Figure record listings
--
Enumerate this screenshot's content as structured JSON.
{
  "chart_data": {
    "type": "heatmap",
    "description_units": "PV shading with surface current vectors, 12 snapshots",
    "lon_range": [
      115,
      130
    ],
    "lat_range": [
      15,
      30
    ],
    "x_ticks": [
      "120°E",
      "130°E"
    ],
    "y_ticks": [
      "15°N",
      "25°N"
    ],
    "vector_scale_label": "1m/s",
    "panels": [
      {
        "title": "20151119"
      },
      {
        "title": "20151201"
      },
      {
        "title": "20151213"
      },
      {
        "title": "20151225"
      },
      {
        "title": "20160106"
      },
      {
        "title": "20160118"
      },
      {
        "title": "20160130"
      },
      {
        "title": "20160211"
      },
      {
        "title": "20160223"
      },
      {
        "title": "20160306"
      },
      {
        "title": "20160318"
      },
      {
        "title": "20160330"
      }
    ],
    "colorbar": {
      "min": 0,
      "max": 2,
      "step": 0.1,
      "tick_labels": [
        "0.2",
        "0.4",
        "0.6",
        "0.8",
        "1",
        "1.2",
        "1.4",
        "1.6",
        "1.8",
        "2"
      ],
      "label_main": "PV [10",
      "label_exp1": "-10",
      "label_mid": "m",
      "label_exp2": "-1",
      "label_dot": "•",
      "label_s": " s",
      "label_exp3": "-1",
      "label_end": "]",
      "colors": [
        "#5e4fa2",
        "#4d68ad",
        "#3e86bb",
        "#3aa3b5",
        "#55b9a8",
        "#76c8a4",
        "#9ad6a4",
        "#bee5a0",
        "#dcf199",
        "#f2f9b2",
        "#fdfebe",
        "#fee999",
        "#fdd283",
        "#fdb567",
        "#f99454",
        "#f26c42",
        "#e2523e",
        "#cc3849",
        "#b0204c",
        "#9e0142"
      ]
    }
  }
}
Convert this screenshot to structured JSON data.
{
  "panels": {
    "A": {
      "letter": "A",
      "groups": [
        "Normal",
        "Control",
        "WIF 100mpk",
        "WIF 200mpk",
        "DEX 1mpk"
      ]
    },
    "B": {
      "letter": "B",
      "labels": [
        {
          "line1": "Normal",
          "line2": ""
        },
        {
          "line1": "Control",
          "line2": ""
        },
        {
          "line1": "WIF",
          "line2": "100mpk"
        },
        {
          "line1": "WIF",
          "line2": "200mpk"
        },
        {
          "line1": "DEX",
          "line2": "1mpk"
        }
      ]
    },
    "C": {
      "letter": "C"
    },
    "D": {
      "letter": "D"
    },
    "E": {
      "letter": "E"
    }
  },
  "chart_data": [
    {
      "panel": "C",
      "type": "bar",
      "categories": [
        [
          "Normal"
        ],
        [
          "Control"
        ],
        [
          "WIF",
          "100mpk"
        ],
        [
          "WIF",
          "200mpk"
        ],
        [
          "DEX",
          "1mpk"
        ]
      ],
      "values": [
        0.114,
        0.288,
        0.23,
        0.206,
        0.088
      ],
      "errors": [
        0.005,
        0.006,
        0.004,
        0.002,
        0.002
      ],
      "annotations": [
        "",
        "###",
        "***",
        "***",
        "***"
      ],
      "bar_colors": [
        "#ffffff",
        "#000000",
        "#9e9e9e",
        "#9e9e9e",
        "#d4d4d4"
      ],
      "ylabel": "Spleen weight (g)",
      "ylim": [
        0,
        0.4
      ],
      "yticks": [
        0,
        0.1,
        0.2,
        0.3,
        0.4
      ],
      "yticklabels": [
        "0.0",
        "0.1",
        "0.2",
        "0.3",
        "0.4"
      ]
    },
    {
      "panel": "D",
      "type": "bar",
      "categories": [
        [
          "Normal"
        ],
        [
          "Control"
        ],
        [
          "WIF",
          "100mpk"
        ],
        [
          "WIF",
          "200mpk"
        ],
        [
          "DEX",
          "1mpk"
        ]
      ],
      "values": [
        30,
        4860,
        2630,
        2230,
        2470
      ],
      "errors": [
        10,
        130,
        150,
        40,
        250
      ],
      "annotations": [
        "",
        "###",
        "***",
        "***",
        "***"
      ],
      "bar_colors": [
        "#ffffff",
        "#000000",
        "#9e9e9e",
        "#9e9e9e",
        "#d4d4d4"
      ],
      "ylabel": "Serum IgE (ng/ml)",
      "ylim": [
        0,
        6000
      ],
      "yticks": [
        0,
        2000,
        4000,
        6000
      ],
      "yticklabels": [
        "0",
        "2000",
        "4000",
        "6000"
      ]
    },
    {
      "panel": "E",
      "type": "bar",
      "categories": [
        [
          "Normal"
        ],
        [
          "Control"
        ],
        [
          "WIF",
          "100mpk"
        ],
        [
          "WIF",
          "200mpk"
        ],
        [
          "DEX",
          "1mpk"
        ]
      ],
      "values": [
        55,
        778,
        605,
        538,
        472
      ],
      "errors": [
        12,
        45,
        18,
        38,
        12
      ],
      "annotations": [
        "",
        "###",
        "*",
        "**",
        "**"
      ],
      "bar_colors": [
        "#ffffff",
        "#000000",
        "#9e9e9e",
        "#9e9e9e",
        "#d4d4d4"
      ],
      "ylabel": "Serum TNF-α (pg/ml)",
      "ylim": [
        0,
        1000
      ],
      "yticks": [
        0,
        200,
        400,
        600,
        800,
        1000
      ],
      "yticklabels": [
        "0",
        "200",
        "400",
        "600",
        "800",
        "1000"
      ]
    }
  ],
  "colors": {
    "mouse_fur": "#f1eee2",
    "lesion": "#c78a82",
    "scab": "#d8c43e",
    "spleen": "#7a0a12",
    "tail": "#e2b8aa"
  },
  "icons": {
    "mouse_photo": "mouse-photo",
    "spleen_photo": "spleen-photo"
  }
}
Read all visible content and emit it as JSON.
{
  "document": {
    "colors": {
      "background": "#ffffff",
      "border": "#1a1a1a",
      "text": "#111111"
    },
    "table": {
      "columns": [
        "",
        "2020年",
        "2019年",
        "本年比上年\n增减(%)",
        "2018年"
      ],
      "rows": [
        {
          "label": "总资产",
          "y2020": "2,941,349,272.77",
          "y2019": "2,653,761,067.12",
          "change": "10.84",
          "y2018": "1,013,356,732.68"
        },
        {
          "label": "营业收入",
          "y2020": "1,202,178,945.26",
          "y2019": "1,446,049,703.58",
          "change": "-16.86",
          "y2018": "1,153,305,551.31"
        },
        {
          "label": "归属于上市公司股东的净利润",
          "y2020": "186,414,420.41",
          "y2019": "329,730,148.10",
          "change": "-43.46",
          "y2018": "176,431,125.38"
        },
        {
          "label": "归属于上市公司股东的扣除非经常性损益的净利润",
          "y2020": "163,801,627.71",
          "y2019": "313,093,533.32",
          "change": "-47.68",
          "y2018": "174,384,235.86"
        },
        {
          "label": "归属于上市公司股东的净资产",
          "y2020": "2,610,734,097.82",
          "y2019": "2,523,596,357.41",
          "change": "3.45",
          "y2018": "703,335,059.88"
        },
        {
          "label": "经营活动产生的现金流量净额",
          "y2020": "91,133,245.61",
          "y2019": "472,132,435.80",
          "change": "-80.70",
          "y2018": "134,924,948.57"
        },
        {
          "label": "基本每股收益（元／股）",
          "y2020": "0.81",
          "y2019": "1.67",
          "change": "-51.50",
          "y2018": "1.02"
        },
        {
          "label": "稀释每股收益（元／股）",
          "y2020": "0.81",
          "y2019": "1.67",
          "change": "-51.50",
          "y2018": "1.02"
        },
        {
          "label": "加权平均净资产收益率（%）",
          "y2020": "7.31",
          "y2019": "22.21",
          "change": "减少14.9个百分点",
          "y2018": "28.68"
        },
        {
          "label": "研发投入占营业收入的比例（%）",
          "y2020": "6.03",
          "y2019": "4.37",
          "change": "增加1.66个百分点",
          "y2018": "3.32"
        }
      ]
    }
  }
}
--
Challenge: The records are above. How many lines in them contain the word "screenshot"? Give the number alone.

Result of the task: 2